*Direction*: Format every line of the entries below as a JSON list of strings, one string per line, skipping blank lines. Omit the picture placeholders from the list.

*Part of a data file*:
━━━━━━━━━━━━━━━━
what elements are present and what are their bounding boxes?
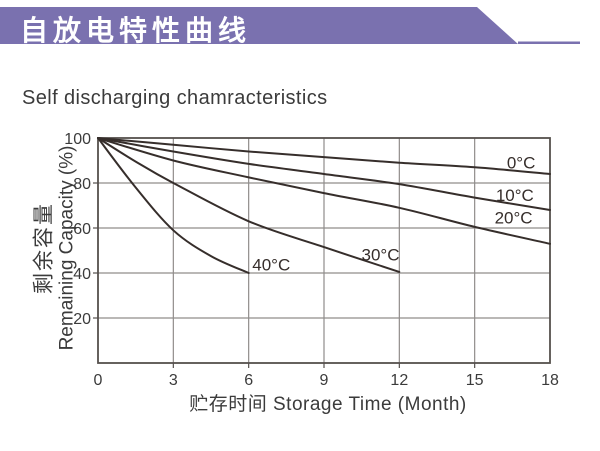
series-label-40c: 40°C bbox=[252, 256, 290, 275]
banner-underline bbox=[518, 41, 580, 44]
y-tick-label: 60 bbox=[73, 221, 91, 238]
page-title: 自放电特性曲线 bbox=[20, 15, 252, 46]
plot-frame bbox=[97, 137, 551, 364]
header-banner-shape-svg bbox=[0, 7, 580, 44]
curve-10c bbox=[97, 137, 551, 211]
y-tick-label: 80 bbox=[73, 176, 91, 193]
series-label-30c: 30°C bbox=[362, 246, 400, 265]
chart-subtitle: Self discharging chamracteristics bbox=[22, 87, 328, 109]
y-tick-label: 100 bbox=[64, 131, 91, 148]
curve-0c bbox=[97, 137, 551, 175]
self-discharge-line-chart: 0°C 10°C 20°C 30°C 40°C 0 3 6 9 12 15 18 100 80 60 40 20… bbox=[33, 131, 560, 415]
x-axis-title: 贮存时间 Storage Time (Month) bbox=[189, 393, 467, 415]
header-banner: 自放电特性曲线 bbox=[0, 0, 600, 50]
x-tick-label: 6 bbox=[244, 372, 253, 389]
y-tick-label: 40 bbox=[73, 266, 91, 283]
series-label-20c: 20°C bbox=[495, 208, 533, 227]
x-tick-label: 15 bbox=[466, 372, 484, 389]
y-tick-label: 20 bbox=[73, 311, 91, 328]
x-tick-label: 12 bbox=[390, 372, 408, 389]
series-label-10c: 10°C bbox=[496, 186, 534, 205]
banner-background-shape bbox=[0, 7, 518, 44]
curve-20c bbox=[97, 137, 551, 245]
series-label-0c: 0°C bbox=[507, 153, 536, 172]
x-tick-label: 18 bbox=[541, 372, 559, 389]
curve-40c bbox=[97, 137, 250, 274]
x-tick-label: 0 bbox=[94, 372, 103, 389]
x-tick-label: 9 bbox=[320, 372, 329, 389]
y-axis-title-cn: 剩余容量 bbox=[33, 202, 56, 294]
curve-30c bbox=[97, 137, 401, 273]
x-tick-label: 3 bbox=[169, 372, 178, 389]
y-axis-title-en: Remaining Capacity (%) bbox=[57, 146, 78, 351]
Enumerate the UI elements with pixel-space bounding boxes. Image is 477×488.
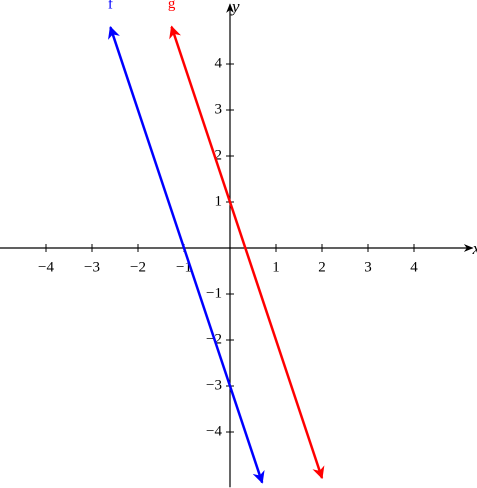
y-tick-label: 4 <box>215 55 223 71</box>
series-label: g <box>168 0 176 12</box>
y-tick-label: −1 <box>206 285 222 301</box>
x-tick-label: 3 <box>364 259 372 275</box>
y-tick-label: 3 <box>215 101 223 117</box>
x-tick-label: −2 <box>130 259 146 275</box>
x-tick-label: 4 <box>410 259 418 275</box>
x-tick-label: −3 <box>84 259 100 275</box>
y-axis-label: y <box>230 0 240 16</box>
x-tick-label: −4 <box>38 259 54 275</box>
series-line <box>108 26 265 484</box>
y-tick-label: −3 <box>206 377 222 393</box>
x-tick-label: 2 <box>318 259 326 275</box>
x-tick-label: 1 <box>272 259 280 275</box>
series-line <box>169 25 325 480</box>
y-tick-label: −4 <box>206 423 222 439</box>
y-tick-label: 1 <box>215 193 223 209</box>
x-axis-label: x <box>472 239 477 258</box>
series-label: f <box>108 0 113 13</box>
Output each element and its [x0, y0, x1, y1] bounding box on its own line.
━━━━━━━━━━━━━━━━
*Solution to this exercise*:
[
  "what elements are present and what are their bounding boxes?",
  "series-label-40c: 40°C bbox=[252, 256, 290, 275]",
  "banner-underline bbox=[518, 41, 580, 44]",
  "y-tick-label: 60 bbox=[73, 221, 91, 238]",
  "page-title: 自放电特性曲线 bbox=[20, 15, 252, 46]",
  "plot-frame bbox=[97, 137, 551, 364]",
  "header-banner-shape-svg bbox=[0, 7, 580, 44]",
  "curve-10c bbox=[97, 137, 551, 211]",
  "y-tick-label: 80 bbox=[73, 176, 91, 193]",
  "series-label-30c: 30°C bbox=[362, 246, 400, 265]",
  "chart-subtitle: Self discharging chamracteristics bbox=[22, 87, 328, 109]",
  "y-tick-label: 100 bbox=[64, 131, 91, 148]",
  "curve-0c bbox=[97, 137, 551, 175]",
  "self-discharge-line-chart: 0°C 10°C 20°C 30°C 40°C 0 3 6 9 12 15 18 100 80 60 40 20… bbox=[33, 131, 560, 415]",
  "x-axis-title: 贮存时间 Storage Time (Month) bbox=[189, 393, 467, 415]",
  "header-banner: 自放电特性曲线 bbox=[0, 0, 600, 50]",
  "x-tick-label: 6 bbox=[244, 372, 253, 389]",
  "y-tick-label: 40 bbox=[73, 266, 91, 283]",
  "series-label-20c: 20°C bbox=[495, 208, 533, 227]",
  "x-tick-label: 15 bbox=[466, 372, 484, 389]",
  "y-tick-label: 20 bbox=[73, 311, 91, 328]",
  "x-tick-label: 12 bbox=[390, 372, 408, 389]",
  "series-label-10c: 10°C bbox=[496, 186, 534, 205]",
  "banner-background-shape bbox=[0, 7, 518, 44]",
  "curve-20c bbox=[97, 137, 551, 245]",
  "series-label-0c: 0°C bbox=[507, 153, 536, 172]",
  "x-tick-label: 18 bbox=[541, 372, 559, 389]",
  "curve-40c bbox=[97, 137, 250, 274]",
  "x-tick-label: 0 bbox=[94, 372, 103, 389]",
  "x-tick-label: 9 bbox=[320, 372, 329, 389]",
  "y-axis-title-cn: 剩余容量 bbox=[33, 202, 56, 294]",
  "curve-30c bbox=[97, 137, 401, 273]",
  "x-tick-label: 3 bbox=[169, 372, 178, 389]",
  "y-axis-title-en: Remaining Capacity (%) bbox=[57, 146, 78, 351]",
  "Enumerate the UI elements with pixel-space bounding boxes. Image is 477×488.",
  "y-tick-label: 4 <box>215 55 223 71</box>",
  "series-label: g <box>168 0 176 12</box>",
  "y-tick-label: −1 <box>206 285 222 301</box>",
  "x-tick-label: 3 <box>364 259 372 275</box>",
  "y-tick-label: 3 <box>215 101 223 117</box>",
  "x-tick-label: −2 <box>130 259 146 275</box>",
  "x-tick-label: 4 <box>410 259 418 275</box>",
  "x-tick-label: −3 <box>84 259 100 275</box>",
  "y-axis-label: y <box>230 0 240 16</box>",
  "x-tick-label: −4 <box>38 259 54 275</box>",
  "series-line <box>108 26 265 484</box>",
  "y-tick-label: −3 <box>206 377 222 393</box>",
  "x-tick-label: 2 <box>318 259 326 275</box>",
  "x-tick-label: 1 <box>272 259 280 275</box>",
  "series-line <box>169 25 325 480</box>",
  "y-tick-label: −4 <box>206 423 222 439</box>",
  "y-tick-label: 1 <box>215 193 223 209</box>",
  "x-axis-label: x <box>472 239 477 258</box>",
  "series-label: f <box>108 0 113 13</box>",
  "Output each element and its [x0, y0, x1, y1] bounding box on its own line."
]